Lines containing the word "frame" are to be copied from the data below.

Data records Start Marker

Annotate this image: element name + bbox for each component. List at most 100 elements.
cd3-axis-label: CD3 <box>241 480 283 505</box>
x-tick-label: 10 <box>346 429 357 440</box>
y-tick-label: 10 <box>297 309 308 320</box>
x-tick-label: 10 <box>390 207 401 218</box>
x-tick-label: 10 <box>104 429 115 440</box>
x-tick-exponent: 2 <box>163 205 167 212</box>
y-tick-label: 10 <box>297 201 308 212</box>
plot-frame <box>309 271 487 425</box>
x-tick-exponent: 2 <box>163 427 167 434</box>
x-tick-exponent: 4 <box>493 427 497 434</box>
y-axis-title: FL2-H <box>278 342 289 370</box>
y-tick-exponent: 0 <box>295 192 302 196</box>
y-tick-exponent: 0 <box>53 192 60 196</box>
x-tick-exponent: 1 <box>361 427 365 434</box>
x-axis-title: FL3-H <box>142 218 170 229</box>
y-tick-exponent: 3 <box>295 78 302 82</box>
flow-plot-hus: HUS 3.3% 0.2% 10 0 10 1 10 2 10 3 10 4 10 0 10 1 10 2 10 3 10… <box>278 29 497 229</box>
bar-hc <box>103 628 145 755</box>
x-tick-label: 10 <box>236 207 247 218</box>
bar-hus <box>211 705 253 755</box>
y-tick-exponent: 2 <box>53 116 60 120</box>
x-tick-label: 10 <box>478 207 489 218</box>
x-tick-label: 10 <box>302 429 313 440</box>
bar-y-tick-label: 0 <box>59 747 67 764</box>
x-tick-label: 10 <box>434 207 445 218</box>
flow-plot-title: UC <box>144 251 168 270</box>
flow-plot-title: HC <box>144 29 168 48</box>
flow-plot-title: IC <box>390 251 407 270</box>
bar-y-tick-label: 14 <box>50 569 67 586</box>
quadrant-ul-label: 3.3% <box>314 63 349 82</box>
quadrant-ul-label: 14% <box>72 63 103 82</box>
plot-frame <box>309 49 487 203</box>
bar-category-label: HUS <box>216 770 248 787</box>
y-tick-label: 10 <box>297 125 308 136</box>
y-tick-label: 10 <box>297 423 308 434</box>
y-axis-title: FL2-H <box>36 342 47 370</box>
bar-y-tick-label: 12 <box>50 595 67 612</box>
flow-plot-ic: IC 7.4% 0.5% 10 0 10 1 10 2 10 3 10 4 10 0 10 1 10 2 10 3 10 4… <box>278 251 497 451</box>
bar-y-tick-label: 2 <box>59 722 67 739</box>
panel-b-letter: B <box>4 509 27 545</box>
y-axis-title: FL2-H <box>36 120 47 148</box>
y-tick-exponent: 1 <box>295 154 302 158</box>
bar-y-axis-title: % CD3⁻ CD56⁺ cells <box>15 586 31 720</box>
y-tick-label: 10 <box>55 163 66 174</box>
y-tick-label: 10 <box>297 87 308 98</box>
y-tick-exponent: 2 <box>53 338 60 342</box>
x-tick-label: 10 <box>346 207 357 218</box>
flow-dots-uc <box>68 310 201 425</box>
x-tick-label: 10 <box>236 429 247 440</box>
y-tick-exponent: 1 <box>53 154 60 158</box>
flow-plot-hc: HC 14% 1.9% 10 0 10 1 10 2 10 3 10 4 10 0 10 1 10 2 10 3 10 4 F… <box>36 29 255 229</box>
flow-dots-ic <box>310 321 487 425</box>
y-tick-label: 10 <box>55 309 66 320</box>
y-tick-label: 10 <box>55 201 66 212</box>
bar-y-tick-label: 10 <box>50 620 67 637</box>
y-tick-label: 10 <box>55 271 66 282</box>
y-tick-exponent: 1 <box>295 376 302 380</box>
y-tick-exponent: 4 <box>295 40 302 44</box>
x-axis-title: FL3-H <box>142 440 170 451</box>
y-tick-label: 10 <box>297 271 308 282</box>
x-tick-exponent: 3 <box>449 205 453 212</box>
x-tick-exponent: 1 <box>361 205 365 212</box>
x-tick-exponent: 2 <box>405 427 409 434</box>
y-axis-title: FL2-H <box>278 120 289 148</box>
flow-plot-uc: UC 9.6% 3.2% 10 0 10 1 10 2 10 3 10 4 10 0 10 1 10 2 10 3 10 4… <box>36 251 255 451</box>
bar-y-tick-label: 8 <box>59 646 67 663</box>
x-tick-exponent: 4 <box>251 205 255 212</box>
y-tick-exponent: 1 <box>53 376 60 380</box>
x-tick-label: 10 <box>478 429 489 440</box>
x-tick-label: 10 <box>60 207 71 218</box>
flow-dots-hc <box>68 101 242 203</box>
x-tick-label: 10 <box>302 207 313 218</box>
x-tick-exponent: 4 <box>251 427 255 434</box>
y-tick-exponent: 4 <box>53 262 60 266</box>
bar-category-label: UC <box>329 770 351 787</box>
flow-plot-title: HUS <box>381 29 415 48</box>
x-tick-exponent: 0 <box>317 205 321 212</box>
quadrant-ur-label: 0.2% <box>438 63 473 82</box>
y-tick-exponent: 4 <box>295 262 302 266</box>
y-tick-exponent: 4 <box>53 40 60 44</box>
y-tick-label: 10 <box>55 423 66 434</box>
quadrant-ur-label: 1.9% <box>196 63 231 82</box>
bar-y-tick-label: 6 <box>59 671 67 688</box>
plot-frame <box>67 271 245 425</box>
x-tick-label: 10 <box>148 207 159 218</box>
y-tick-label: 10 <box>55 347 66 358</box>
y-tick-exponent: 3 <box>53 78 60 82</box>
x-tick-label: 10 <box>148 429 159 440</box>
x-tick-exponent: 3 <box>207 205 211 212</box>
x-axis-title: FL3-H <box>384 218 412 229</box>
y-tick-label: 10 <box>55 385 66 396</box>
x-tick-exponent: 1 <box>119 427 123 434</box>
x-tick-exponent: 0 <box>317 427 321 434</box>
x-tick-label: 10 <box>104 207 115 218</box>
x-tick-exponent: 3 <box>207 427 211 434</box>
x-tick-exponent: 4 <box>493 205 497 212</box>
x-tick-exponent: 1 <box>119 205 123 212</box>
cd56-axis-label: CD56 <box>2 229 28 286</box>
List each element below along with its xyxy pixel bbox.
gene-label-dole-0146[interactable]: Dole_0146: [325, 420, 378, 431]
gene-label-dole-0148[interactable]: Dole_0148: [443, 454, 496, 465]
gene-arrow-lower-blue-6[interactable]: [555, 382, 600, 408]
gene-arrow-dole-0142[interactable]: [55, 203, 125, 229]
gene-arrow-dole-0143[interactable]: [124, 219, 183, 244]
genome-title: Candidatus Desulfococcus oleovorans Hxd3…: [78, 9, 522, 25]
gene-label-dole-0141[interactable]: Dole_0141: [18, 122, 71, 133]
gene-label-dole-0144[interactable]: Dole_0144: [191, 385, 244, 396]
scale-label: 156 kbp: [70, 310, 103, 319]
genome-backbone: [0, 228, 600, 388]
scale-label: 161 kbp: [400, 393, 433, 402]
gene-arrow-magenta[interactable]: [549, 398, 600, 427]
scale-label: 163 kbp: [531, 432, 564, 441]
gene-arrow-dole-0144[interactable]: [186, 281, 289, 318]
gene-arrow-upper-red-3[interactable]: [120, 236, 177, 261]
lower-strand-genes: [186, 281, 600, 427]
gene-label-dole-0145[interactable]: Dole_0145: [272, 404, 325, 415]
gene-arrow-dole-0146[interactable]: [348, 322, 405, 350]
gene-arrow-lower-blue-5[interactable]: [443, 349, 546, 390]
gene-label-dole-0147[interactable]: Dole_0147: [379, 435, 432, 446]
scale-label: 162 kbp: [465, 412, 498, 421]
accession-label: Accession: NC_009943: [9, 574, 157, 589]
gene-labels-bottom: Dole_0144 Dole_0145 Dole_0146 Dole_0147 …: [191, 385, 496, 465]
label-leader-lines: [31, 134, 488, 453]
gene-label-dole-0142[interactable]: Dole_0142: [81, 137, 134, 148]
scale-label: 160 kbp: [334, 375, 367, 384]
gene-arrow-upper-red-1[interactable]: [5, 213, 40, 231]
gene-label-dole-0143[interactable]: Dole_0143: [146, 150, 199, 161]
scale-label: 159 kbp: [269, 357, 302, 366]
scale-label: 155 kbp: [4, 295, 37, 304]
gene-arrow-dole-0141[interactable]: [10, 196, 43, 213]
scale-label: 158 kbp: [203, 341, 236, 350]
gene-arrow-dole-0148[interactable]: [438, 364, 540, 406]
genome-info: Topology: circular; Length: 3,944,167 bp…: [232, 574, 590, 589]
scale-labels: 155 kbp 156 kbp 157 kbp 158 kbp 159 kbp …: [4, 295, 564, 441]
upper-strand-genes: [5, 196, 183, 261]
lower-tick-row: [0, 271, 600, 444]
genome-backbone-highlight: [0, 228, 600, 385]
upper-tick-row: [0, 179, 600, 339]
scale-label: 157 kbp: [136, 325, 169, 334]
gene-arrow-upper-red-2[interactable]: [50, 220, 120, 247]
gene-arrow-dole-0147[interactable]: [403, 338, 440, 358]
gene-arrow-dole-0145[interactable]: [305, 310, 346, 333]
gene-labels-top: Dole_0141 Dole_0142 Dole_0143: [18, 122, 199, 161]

Data records End Marker

● **Exercise solution**
plot-frame <box>309 271 487 425</box>
plot-frame <box>309 49 487 203</box>
plot-frame <box>67 271 245 425</box>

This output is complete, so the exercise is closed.